* _TO DO_
Collect every line in the records below that contains the word "retrofits".

* _SUPPLIED RECORDS_
-*-*-

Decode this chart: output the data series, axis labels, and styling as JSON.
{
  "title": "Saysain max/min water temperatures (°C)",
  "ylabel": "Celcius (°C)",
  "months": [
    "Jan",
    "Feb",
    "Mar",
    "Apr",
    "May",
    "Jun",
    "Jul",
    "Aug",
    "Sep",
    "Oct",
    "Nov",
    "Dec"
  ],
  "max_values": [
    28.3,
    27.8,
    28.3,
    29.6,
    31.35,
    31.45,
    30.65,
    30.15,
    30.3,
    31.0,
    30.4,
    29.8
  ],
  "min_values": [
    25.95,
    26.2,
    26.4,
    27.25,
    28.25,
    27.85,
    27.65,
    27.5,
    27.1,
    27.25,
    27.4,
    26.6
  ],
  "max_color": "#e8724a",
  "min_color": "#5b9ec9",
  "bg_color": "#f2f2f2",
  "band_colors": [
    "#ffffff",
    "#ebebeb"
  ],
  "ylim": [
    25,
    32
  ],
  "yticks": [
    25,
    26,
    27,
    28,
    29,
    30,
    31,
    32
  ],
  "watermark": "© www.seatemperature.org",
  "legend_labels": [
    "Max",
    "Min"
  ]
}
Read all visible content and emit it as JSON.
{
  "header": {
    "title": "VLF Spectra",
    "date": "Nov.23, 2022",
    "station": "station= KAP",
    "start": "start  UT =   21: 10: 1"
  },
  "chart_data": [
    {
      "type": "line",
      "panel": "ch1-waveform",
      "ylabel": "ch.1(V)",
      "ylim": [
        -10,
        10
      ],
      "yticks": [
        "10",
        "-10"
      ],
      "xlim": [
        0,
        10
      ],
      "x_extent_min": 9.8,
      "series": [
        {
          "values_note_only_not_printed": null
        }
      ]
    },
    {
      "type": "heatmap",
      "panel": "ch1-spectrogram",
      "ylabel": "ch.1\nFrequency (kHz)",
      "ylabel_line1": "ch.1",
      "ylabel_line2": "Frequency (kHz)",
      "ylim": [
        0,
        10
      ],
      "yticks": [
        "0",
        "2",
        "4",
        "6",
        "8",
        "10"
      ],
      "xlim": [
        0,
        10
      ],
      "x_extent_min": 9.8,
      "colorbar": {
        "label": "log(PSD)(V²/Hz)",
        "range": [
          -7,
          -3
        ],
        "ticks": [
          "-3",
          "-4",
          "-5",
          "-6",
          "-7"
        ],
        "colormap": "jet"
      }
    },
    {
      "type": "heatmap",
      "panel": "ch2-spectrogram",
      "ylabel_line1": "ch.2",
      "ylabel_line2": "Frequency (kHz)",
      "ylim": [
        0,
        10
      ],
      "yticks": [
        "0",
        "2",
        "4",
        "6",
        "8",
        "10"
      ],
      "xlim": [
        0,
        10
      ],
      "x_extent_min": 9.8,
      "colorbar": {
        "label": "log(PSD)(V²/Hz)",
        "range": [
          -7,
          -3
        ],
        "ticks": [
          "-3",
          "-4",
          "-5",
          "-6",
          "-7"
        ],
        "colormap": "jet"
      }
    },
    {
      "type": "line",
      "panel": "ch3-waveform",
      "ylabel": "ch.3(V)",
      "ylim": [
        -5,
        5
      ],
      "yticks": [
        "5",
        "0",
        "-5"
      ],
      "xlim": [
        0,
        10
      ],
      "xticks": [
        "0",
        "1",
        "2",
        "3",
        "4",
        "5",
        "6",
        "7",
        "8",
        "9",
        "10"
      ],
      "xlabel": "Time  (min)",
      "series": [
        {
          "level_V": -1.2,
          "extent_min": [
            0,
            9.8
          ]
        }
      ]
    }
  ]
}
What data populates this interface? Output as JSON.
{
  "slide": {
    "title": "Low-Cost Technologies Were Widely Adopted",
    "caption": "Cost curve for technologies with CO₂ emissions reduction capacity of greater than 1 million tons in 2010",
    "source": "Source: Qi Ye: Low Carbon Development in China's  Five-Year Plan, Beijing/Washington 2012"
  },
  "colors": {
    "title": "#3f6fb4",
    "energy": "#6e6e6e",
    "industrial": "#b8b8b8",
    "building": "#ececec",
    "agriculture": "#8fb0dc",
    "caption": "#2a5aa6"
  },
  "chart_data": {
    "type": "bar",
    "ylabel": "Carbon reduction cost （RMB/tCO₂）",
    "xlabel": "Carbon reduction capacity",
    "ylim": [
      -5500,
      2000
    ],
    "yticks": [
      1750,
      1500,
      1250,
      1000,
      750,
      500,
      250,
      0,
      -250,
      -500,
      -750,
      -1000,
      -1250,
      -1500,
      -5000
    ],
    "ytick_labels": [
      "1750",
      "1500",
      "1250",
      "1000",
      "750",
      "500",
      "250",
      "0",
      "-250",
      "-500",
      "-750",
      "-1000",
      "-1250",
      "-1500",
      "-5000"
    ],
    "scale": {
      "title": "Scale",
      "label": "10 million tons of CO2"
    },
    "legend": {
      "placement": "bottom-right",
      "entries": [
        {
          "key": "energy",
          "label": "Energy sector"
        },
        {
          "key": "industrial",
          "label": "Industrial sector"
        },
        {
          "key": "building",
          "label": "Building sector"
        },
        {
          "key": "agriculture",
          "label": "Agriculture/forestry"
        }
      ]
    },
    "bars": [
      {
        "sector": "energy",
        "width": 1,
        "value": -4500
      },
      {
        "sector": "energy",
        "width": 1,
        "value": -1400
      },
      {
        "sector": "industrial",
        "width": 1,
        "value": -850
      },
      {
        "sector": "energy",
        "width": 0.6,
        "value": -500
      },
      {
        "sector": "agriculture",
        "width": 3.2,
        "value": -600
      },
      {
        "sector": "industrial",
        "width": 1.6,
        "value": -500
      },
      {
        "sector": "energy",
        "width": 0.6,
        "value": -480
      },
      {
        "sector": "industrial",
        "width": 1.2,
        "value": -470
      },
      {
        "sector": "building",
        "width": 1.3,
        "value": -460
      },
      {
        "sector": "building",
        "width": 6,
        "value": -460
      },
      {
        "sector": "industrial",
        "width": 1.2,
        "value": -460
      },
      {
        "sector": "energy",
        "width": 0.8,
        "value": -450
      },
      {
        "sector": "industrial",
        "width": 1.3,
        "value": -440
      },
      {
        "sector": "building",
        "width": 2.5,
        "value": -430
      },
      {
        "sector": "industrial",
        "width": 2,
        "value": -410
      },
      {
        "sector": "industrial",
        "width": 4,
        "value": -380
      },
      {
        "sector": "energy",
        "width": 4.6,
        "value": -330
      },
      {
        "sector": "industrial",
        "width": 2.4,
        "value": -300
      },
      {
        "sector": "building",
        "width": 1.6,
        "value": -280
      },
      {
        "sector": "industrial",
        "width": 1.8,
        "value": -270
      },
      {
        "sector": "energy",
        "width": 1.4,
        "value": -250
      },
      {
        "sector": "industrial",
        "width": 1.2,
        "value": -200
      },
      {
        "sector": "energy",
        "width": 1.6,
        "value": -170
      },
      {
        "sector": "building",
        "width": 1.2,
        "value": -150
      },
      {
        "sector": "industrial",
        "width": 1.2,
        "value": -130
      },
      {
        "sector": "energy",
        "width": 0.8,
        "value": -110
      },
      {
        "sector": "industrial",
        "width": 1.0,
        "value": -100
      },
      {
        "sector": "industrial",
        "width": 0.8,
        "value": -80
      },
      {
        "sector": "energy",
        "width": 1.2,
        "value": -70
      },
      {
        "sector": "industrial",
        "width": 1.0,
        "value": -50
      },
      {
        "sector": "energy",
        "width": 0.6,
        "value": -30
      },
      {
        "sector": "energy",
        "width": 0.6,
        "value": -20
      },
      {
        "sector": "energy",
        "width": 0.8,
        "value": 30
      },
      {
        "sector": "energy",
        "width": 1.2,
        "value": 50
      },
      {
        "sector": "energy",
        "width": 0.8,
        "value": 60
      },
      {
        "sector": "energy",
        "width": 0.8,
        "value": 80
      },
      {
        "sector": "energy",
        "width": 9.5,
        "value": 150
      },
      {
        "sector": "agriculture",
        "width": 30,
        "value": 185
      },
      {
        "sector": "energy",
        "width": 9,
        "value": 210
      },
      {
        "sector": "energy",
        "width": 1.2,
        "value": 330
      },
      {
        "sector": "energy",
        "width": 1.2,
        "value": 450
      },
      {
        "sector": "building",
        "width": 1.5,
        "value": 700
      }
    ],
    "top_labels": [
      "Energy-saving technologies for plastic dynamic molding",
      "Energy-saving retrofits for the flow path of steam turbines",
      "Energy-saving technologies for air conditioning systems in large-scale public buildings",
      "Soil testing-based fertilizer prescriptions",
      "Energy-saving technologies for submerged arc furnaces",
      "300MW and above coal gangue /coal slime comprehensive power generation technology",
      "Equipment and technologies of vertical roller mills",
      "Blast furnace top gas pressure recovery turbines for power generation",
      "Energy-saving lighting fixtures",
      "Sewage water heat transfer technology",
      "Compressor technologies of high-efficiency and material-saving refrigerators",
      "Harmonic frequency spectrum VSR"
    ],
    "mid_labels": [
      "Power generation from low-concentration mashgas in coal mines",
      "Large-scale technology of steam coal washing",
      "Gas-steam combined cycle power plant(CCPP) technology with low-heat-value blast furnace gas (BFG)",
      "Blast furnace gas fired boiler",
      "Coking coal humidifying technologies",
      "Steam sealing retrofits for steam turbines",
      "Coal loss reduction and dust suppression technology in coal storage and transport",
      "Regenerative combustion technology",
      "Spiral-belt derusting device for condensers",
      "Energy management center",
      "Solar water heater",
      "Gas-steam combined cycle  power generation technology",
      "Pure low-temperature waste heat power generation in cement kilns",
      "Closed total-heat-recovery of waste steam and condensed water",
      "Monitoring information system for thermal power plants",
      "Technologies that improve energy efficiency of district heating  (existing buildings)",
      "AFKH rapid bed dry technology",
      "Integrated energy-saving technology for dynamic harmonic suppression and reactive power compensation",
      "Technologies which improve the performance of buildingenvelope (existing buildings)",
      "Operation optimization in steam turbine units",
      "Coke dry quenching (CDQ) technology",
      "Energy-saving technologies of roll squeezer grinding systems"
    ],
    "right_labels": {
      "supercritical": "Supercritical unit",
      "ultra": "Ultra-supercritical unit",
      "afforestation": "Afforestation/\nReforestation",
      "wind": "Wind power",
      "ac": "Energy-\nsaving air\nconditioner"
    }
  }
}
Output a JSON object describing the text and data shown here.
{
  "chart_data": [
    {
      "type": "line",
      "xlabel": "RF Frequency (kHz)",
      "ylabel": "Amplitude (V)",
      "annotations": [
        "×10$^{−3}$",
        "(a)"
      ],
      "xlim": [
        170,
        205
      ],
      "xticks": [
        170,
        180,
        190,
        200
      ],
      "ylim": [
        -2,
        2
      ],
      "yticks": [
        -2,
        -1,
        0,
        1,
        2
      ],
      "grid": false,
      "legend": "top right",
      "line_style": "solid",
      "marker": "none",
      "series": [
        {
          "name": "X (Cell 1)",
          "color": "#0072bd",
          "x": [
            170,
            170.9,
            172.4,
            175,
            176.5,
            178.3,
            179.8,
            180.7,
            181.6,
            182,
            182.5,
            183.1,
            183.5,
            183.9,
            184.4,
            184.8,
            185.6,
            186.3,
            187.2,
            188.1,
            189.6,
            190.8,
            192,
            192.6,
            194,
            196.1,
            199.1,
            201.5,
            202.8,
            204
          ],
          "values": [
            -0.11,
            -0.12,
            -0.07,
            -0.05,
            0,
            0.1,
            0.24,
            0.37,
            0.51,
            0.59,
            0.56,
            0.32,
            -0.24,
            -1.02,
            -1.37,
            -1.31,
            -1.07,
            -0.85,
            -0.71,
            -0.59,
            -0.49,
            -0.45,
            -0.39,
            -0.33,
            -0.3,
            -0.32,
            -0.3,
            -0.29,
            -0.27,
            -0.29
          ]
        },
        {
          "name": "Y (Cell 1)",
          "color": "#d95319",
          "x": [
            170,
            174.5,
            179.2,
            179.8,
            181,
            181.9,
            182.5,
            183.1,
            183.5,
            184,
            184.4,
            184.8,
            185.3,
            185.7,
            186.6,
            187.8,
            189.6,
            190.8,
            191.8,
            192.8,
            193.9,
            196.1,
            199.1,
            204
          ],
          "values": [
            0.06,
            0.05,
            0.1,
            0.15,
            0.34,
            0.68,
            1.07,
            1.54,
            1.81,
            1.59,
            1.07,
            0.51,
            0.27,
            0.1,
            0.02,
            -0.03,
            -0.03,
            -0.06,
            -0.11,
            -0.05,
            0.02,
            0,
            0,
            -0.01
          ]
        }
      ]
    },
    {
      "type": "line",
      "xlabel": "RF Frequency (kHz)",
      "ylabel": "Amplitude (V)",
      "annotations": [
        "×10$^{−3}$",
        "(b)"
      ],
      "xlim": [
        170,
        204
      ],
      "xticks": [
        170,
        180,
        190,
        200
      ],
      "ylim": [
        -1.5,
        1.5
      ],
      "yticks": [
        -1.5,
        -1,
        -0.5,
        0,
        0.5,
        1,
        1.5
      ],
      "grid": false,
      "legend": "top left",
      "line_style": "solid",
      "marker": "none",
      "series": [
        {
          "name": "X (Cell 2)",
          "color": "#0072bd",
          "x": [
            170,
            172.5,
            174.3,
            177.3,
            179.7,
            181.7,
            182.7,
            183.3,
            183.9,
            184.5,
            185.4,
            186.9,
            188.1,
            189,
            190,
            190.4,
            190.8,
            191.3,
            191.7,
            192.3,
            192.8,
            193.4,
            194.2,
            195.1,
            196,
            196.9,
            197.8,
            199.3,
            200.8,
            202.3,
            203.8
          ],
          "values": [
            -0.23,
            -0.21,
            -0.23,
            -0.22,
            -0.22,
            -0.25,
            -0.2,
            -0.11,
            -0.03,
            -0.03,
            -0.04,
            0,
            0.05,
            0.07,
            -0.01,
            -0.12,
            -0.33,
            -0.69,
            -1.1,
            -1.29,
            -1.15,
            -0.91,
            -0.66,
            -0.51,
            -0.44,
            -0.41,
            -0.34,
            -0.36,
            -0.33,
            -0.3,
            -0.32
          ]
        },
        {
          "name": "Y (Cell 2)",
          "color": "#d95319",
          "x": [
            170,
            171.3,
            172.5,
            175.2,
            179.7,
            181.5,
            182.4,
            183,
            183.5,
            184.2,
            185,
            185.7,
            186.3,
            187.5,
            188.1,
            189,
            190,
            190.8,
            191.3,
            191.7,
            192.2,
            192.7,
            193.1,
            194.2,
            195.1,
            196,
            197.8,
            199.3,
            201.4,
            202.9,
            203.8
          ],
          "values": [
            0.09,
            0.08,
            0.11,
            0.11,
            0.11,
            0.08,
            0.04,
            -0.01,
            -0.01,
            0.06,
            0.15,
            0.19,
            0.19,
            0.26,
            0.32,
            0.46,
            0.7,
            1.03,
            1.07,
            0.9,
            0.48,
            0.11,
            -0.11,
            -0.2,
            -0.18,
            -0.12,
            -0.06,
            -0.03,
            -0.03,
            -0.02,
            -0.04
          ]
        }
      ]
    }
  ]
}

-*-*-

* _WRITTEN SOLUTION_
      "Energy-saving retrofits for the flow path of steam turbines",
      "Steam sealing retrofits for steam turbines",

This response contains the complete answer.